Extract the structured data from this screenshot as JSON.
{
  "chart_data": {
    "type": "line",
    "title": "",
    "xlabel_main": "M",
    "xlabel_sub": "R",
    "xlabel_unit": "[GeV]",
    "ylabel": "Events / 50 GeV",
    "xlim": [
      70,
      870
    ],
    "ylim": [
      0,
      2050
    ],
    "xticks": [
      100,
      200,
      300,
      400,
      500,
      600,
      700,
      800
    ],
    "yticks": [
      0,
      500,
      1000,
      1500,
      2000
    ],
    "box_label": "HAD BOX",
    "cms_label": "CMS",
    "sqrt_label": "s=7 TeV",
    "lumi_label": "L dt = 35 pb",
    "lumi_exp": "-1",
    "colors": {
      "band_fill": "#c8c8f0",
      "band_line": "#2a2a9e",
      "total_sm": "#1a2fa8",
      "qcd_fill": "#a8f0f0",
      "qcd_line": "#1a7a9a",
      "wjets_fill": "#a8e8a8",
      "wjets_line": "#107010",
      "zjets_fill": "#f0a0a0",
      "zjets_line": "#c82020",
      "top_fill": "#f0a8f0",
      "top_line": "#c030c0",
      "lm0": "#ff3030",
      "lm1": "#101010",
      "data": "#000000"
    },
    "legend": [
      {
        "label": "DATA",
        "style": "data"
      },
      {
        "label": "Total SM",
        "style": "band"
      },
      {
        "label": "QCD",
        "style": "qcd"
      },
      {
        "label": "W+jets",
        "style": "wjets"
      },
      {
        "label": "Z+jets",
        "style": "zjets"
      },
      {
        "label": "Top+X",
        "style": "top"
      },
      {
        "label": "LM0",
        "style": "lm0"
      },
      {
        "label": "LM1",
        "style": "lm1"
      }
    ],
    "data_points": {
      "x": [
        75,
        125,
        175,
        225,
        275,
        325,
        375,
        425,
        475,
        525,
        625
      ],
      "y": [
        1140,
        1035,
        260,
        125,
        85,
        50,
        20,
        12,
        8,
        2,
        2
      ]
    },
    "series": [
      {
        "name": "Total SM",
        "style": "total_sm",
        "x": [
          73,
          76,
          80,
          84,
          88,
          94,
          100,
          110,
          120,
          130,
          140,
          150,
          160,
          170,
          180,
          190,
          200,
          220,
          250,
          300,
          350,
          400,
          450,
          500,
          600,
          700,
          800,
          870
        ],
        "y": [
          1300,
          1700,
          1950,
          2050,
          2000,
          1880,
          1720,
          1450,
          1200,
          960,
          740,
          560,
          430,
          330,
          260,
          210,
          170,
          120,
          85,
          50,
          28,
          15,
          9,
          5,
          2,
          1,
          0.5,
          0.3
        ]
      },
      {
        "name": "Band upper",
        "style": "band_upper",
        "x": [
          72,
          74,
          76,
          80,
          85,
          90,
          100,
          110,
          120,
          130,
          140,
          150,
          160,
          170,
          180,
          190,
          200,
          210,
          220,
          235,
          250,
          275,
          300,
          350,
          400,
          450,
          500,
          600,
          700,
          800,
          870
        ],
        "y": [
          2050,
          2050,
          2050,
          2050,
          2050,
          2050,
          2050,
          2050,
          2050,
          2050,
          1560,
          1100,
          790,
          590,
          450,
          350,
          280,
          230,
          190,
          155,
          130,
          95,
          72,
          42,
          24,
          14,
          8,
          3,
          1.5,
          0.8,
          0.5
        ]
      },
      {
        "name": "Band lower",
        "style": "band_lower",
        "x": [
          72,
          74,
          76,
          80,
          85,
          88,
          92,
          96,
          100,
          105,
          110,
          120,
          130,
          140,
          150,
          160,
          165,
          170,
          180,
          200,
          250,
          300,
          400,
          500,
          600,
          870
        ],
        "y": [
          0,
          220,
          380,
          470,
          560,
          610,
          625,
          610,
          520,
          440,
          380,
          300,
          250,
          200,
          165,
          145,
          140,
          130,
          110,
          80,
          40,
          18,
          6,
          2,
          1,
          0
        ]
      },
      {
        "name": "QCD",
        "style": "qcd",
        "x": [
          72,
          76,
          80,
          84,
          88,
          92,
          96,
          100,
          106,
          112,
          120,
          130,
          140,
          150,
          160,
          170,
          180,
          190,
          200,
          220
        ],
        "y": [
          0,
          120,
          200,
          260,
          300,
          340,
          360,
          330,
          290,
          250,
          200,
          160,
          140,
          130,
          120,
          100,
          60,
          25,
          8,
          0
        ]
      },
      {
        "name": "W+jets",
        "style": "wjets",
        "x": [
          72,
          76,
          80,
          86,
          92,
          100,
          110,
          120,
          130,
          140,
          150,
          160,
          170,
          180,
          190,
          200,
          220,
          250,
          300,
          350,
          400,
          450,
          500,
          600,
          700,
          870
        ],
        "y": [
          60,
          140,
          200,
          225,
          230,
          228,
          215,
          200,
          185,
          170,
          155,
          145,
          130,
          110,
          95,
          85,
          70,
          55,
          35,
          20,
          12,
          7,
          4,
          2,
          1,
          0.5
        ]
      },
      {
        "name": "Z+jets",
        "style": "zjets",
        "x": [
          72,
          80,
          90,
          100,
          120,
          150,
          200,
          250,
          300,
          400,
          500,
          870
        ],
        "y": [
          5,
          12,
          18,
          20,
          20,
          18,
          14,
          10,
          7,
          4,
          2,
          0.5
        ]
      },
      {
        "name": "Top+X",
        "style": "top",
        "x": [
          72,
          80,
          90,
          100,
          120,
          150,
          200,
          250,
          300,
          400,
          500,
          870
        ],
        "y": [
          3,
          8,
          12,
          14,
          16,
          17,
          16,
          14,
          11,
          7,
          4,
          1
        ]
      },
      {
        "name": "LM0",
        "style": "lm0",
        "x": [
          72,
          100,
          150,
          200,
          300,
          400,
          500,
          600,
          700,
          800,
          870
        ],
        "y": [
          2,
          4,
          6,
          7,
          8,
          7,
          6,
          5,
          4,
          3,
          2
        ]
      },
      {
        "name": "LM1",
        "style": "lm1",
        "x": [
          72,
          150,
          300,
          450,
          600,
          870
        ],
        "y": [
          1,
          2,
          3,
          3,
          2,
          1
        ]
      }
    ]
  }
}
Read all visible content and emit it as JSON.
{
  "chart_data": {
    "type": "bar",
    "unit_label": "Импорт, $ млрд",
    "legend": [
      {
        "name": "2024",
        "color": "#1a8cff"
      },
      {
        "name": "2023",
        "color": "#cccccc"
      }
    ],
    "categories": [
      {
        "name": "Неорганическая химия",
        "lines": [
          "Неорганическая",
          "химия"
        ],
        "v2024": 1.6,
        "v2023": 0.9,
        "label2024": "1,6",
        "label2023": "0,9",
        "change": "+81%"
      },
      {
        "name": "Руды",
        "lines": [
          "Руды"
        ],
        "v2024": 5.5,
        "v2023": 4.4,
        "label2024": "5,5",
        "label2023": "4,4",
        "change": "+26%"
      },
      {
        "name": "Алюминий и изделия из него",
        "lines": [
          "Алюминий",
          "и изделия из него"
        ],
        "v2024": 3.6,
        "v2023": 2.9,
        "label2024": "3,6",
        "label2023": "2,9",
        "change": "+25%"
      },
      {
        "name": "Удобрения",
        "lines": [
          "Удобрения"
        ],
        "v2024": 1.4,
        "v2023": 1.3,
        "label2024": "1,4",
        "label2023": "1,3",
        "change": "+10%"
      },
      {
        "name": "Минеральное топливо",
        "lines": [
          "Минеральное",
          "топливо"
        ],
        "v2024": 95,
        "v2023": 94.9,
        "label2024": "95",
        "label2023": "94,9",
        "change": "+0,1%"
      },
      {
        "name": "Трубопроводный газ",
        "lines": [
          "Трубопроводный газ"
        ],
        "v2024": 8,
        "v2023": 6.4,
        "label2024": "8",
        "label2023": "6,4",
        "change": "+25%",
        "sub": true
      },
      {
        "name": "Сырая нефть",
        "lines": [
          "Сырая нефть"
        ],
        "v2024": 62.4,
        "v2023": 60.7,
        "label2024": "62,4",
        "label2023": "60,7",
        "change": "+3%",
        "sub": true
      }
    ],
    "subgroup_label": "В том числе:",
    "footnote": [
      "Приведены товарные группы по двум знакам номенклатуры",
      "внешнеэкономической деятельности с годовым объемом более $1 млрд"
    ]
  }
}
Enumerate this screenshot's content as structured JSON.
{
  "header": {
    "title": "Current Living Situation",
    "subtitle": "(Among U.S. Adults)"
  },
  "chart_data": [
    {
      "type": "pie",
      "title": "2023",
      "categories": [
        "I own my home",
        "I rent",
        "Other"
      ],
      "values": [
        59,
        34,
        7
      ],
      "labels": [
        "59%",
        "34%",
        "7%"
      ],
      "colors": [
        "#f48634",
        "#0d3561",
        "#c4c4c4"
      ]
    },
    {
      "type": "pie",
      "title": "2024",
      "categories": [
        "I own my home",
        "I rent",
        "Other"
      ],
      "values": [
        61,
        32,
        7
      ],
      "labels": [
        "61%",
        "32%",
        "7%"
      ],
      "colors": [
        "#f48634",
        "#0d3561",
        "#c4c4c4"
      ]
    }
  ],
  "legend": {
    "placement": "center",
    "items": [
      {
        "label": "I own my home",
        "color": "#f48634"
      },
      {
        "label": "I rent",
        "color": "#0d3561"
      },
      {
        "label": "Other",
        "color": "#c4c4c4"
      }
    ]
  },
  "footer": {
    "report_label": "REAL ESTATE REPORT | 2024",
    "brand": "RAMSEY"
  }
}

* * *

● **TASK**
Show the lines from the data above that contain the string "Алюминий".

● **FINAL RESULT**
        "name": "Алюминий и изделия из него",
          "Алюминий",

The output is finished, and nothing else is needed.